GIVEN INSTRUCTION
Gather, from the listing beneath this task, every line holding the string "praia".

_____

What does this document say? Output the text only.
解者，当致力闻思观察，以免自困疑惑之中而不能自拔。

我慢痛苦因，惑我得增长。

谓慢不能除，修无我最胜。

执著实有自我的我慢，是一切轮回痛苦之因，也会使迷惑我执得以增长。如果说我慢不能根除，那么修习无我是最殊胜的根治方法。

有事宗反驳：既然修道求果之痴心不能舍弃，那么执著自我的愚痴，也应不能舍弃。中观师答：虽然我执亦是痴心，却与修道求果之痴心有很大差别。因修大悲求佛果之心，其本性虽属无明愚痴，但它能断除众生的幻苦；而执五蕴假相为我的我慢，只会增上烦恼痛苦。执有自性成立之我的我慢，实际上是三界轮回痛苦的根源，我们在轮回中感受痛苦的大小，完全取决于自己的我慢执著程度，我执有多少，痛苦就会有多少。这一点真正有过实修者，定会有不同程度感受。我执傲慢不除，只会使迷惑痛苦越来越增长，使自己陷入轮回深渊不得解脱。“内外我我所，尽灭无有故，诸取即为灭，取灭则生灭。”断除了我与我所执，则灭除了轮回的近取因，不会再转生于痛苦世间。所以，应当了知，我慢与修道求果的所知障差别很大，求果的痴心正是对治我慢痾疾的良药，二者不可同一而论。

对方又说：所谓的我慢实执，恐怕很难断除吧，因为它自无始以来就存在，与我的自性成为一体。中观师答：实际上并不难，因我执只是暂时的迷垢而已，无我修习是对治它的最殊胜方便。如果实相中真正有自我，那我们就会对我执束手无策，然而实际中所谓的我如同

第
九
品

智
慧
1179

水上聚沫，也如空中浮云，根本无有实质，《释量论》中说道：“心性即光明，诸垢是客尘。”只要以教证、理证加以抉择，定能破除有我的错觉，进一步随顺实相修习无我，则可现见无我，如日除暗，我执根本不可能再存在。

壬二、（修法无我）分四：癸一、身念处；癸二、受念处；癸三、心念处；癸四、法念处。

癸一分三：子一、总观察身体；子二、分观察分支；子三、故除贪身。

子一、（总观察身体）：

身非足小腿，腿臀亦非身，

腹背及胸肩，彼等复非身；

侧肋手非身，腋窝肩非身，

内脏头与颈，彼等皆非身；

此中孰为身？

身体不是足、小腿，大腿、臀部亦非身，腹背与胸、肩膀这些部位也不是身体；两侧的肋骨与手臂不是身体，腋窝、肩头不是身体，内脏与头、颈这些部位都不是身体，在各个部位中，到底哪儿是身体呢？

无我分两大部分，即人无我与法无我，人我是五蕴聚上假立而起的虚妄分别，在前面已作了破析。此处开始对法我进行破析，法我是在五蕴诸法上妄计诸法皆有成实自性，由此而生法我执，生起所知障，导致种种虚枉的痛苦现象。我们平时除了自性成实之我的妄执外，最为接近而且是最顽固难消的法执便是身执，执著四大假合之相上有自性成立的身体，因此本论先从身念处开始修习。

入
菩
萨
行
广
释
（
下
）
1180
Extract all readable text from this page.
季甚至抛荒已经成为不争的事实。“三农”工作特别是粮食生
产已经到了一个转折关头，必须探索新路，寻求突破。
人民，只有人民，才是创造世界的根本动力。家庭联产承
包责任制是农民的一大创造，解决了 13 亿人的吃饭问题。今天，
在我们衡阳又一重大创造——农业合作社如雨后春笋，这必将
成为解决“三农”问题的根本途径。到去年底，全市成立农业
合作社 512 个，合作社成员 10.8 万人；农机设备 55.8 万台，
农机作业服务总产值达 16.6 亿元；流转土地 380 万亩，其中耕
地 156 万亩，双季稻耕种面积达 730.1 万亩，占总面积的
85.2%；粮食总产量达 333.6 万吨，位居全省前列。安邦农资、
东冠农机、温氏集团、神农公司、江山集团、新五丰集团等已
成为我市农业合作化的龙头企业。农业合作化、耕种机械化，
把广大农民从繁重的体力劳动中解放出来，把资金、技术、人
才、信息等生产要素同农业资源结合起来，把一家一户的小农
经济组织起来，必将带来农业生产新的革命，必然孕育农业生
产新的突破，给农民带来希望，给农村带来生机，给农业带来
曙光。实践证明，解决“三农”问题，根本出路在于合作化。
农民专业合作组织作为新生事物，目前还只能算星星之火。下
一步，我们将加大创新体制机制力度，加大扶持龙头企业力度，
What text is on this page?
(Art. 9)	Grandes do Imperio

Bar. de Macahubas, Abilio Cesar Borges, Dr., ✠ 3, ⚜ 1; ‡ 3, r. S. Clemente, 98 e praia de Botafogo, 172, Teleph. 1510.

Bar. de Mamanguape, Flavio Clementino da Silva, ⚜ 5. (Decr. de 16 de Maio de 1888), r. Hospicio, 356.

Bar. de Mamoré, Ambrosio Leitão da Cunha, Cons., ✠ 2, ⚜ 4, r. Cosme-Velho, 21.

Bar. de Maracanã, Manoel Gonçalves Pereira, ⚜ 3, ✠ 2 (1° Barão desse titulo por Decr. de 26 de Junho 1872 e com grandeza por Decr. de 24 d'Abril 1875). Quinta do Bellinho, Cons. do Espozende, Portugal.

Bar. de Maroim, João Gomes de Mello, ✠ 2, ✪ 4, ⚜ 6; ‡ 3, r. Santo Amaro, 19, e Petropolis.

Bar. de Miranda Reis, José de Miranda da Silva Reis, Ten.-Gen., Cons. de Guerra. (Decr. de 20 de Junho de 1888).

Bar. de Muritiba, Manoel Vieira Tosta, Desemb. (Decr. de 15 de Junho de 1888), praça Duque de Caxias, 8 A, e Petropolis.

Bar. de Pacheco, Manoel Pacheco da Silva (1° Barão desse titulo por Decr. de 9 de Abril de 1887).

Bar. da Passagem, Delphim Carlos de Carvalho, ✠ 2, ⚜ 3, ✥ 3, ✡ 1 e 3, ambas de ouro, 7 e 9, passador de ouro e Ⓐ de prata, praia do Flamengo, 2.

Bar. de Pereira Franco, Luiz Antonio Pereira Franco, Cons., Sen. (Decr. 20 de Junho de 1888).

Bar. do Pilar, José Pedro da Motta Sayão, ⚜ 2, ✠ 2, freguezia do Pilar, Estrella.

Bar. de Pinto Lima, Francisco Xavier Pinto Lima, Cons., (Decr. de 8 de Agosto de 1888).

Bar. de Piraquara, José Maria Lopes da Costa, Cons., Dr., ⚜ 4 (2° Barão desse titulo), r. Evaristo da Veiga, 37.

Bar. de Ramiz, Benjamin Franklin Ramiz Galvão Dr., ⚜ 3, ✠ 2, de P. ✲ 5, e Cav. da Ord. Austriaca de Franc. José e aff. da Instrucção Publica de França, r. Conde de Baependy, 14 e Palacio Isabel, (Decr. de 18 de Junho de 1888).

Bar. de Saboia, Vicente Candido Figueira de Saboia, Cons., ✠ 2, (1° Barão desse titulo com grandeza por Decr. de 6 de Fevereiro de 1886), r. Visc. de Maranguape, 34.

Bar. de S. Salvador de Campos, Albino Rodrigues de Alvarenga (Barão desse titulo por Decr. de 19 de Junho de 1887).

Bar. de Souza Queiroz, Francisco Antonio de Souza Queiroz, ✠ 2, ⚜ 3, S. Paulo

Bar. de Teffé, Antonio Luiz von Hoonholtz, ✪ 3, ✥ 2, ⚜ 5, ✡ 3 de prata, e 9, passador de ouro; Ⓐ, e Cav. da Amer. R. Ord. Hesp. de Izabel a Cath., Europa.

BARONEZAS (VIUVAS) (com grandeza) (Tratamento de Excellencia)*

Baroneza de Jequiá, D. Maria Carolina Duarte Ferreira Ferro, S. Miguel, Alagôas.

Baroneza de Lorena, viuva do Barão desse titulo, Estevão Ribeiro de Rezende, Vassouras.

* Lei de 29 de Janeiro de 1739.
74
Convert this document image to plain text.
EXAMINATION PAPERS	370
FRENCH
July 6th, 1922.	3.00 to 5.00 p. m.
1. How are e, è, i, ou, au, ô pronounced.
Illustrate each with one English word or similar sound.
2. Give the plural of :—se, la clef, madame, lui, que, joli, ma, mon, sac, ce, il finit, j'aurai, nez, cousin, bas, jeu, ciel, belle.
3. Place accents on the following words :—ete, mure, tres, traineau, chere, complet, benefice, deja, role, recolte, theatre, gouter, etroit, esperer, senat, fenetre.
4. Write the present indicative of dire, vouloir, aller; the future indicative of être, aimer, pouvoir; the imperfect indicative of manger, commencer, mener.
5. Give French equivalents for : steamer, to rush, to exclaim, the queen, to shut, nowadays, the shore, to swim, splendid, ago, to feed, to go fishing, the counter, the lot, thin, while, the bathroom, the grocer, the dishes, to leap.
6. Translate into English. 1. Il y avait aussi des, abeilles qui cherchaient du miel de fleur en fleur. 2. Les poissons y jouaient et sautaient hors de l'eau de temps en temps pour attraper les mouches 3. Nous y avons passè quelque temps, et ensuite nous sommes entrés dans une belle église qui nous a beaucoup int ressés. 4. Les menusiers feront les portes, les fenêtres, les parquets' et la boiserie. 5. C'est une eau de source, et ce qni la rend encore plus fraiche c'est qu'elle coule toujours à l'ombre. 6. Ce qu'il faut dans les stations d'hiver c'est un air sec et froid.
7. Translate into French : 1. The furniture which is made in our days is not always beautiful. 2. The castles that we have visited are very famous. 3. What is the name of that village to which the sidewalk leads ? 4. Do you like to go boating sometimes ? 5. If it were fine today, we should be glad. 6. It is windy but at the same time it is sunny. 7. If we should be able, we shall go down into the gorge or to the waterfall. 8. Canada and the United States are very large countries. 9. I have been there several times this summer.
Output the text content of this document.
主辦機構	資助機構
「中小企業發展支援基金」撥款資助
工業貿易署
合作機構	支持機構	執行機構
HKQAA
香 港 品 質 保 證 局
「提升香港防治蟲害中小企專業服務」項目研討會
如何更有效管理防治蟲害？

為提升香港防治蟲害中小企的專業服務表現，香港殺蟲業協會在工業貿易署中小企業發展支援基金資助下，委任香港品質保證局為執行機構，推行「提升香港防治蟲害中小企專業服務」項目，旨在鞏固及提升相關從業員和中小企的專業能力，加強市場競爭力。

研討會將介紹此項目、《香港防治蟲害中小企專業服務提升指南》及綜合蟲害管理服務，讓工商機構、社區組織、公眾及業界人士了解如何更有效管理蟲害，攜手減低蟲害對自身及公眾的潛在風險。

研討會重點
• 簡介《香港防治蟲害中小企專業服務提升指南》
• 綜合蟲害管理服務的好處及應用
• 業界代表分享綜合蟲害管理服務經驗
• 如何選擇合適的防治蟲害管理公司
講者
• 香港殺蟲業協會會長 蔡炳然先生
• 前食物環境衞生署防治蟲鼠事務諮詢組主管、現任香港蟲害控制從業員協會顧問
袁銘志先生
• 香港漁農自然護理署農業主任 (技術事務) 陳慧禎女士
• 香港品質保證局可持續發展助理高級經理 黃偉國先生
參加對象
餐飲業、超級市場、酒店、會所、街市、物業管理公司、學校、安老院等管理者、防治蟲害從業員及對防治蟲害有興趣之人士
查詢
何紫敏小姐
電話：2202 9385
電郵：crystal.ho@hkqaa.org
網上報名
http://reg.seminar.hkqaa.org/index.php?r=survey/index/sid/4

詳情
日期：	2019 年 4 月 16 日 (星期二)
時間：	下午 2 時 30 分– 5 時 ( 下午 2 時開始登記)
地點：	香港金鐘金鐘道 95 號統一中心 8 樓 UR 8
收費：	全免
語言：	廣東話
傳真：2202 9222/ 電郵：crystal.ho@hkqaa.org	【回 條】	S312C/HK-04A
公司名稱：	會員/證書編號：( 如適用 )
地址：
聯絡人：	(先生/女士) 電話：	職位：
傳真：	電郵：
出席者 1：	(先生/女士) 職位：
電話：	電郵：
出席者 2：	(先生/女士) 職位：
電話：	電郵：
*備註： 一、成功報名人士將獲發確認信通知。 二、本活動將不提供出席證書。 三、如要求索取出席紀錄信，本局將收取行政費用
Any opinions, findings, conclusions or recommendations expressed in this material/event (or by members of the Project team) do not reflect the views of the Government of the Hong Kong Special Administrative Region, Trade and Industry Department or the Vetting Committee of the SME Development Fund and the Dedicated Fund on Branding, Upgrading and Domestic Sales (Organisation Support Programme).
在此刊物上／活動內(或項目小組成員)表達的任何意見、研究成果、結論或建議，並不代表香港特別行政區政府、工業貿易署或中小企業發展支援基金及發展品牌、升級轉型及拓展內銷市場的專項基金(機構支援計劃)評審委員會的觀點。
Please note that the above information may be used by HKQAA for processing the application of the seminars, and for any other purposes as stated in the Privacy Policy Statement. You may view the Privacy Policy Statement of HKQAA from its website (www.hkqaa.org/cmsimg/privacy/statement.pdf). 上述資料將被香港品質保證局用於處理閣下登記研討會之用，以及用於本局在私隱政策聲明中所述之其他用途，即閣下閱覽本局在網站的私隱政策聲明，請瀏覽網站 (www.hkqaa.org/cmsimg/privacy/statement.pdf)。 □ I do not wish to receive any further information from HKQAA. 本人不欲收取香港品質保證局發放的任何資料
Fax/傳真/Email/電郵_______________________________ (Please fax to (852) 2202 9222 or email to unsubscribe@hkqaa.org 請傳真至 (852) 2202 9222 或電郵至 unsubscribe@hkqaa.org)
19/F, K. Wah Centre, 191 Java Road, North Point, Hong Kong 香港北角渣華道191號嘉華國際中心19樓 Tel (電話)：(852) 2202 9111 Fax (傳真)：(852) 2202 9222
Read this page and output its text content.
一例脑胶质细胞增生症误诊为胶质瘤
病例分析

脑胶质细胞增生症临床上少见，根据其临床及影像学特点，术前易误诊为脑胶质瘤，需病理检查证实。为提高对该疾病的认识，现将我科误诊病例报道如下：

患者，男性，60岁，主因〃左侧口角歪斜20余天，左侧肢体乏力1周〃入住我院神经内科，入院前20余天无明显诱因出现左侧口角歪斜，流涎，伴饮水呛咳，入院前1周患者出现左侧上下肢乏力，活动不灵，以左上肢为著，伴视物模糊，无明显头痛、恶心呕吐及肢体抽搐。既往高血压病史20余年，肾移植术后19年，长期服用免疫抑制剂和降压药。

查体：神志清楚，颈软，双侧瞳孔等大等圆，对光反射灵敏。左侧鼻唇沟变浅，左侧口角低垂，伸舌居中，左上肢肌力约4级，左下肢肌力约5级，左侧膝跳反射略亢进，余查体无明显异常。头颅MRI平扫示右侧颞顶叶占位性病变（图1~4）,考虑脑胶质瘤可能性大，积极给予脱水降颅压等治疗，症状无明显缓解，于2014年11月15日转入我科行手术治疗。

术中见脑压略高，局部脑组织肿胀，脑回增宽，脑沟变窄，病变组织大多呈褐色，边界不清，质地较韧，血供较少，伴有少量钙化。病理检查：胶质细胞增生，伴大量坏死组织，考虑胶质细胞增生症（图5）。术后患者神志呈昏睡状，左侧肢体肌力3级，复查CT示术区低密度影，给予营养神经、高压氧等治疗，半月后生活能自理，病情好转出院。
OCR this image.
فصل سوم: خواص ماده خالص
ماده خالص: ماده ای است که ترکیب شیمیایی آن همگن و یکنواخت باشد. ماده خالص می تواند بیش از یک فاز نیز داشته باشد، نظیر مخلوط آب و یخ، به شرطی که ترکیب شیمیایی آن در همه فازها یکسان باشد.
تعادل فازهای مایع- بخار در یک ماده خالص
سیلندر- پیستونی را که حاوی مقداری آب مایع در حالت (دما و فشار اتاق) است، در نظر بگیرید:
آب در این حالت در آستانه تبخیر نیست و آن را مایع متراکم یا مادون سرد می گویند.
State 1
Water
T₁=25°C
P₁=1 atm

_____

FULL RESPONSE
Bar. de Macahubas, Abilio Cesar Borges, Dr., ✠ 3, ⚜ 1; ‡ 3, r. S. Clemente, 98 e praia de Botafogo, 172, Teleph. 1510.
Bar. da Passagem, Delphim Carlos de Carvalho, ✠ 2, ⚜ 3, ✥ 3, ✡ 1 e 3, ambas de ouro, 7 e 9, passador de ouro e Ⓐ de prata, praia do Flamengo, 2.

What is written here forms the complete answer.